* BEGIN Dataset rows *

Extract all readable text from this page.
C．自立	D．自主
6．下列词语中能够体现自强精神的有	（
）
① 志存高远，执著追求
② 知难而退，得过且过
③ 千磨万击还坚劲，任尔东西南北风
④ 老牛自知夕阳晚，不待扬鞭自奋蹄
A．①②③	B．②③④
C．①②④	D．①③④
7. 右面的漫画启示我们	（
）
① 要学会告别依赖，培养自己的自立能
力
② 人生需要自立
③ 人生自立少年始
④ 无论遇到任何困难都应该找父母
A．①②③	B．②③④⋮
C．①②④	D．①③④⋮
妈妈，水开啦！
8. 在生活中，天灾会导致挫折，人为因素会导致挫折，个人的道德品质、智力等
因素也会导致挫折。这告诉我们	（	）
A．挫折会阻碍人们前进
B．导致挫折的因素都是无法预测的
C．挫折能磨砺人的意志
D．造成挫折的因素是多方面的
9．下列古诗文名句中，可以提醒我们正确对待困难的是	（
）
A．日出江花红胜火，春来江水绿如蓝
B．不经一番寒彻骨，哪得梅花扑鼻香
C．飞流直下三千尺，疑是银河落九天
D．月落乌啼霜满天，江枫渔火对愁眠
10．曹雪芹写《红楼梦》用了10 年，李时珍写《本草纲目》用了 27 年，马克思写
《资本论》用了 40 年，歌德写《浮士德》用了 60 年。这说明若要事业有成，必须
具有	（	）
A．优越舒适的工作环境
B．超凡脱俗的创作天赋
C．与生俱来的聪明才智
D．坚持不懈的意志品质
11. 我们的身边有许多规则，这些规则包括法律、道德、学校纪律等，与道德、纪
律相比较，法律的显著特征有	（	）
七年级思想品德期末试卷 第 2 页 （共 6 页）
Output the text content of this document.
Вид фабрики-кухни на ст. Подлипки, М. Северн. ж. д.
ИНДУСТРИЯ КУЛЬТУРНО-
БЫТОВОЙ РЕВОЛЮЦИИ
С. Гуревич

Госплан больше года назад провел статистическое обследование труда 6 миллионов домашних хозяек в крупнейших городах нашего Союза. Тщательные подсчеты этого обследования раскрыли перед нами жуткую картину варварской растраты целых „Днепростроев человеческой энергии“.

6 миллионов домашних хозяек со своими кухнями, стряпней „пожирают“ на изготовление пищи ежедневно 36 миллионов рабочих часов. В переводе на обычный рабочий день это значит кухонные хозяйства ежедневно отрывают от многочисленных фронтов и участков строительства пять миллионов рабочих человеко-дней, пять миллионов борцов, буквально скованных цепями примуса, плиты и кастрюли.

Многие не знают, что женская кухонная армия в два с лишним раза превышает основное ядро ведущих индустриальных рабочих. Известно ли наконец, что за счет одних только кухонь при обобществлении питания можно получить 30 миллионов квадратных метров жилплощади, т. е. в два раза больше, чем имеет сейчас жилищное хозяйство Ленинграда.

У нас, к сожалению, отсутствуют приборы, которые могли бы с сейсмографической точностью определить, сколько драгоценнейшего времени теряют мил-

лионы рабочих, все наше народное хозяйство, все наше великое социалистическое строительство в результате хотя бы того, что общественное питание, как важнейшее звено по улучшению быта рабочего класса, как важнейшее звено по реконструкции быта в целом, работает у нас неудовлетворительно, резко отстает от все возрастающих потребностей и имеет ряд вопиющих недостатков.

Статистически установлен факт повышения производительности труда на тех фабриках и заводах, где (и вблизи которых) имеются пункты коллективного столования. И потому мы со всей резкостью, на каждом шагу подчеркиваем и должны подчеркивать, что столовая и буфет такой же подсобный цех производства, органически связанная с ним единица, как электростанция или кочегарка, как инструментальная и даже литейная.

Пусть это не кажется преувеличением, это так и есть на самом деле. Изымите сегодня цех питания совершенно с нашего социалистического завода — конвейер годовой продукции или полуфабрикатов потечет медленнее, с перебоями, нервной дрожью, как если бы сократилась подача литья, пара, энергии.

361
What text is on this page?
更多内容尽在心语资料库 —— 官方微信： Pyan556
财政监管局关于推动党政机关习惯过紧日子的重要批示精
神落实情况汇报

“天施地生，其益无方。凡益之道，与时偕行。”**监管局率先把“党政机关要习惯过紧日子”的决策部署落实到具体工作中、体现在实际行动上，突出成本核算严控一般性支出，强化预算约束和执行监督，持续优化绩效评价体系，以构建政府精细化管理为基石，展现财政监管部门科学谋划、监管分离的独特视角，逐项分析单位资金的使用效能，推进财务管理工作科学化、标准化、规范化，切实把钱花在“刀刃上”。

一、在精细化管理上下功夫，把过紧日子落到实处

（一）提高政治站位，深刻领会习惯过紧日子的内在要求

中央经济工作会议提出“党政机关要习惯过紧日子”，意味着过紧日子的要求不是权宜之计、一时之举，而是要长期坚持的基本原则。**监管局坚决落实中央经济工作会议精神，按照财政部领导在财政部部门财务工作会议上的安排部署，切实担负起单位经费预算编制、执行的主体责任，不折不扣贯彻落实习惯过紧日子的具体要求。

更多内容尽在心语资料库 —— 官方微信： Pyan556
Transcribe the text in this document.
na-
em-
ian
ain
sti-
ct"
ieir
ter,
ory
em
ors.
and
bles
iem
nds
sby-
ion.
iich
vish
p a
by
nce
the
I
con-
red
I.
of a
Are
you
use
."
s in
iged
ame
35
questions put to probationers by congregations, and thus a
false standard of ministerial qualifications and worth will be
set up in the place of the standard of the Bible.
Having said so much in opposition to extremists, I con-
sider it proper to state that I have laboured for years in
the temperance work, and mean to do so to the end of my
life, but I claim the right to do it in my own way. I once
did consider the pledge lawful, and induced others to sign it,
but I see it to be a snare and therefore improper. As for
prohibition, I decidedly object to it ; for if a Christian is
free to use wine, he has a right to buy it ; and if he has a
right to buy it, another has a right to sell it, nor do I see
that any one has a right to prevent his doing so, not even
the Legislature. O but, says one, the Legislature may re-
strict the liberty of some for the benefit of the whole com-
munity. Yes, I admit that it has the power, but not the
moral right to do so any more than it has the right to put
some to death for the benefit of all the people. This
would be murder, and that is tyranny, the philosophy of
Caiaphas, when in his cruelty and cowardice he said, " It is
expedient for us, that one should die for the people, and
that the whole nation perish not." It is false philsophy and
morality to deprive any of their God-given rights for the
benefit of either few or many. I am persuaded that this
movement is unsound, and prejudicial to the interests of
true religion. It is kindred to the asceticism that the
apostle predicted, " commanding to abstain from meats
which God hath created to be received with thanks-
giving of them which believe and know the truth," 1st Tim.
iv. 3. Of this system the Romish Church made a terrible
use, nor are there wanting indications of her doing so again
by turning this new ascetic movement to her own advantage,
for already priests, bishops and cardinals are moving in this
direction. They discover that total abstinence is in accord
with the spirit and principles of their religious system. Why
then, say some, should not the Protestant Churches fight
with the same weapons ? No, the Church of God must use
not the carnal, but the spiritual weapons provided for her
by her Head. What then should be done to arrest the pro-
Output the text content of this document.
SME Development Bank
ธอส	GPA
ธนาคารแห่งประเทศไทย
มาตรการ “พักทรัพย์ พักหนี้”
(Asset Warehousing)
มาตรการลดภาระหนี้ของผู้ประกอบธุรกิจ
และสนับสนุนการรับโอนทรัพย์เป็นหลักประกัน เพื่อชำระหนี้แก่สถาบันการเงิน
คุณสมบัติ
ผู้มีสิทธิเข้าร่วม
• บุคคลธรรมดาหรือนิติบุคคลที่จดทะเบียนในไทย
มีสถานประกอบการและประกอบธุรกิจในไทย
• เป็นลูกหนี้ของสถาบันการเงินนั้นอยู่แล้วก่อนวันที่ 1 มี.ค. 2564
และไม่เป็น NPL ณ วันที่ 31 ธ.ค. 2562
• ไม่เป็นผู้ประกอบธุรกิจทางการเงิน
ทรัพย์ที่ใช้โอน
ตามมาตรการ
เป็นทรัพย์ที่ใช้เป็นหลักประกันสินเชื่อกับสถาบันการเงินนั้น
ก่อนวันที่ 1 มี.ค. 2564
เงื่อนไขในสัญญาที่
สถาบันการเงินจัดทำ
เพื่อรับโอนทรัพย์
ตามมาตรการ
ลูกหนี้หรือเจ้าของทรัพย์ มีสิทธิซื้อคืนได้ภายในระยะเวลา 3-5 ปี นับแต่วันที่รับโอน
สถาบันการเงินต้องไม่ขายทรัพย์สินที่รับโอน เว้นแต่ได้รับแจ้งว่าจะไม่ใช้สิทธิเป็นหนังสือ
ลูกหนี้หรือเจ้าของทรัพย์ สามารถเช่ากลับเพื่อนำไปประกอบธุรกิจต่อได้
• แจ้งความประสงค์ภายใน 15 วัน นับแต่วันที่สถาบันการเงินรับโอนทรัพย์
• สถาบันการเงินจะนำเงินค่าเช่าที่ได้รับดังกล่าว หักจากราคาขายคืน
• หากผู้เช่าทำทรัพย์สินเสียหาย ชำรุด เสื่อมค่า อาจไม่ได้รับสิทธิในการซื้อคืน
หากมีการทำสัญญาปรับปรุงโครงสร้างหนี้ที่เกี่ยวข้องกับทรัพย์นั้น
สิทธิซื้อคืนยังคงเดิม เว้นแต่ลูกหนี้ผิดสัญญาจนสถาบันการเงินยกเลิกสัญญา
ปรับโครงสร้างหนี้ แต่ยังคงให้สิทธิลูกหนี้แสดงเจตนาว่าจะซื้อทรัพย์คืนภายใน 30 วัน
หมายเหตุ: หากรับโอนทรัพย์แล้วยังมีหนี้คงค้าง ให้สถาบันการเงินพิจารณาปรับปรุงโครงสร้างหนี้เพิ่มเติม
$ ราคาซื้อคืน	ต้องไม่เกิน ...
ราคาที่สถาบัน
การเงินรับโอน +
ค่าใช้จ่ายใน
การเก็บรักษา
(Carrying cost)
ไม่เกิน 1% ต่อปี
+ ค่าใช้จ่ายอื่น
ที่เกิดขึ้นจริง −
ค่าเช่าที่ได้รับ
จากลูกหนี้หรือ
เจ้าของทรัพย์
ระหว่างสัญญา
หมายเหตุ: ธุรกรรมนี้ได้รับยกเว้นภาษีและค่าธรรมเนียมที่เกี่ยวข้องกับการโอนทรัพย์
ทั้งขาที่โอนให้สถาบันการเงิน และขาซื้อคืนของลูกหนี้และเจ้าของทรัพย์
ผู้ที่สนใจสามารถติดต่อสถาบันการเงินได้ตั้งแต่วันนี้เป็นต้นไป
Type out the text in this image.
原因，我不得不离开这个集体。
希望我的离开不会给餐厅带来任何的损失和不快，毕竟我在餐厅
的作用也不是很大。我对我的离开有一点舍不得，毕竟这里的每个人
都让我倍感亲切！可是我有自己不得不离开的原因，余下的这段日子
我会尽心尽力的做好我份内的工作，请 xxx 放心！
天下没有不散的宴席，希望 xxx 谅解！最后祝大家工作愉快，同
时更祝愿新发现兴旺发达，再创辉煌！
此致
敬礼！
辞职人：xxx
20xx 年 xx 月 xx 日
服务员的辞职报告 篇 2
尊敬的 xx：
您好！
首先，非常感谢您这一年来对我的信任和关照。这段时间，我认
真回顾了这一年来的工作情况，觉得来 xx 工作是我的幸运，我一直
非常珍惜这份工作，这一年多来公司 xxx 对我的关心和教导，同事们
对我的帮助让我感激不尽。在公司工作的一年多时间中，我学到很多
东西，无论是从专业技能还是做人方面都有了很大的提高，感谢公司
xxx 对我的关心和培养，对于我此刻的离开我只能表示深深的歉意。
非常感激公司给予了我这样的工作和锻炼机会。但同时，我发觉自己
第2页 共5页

* END Dataset rows *

_Problem details_
Determine how many lines above contain "หมายเหต" as a word or string. Give the number alone.

_Answer to this exercise_
2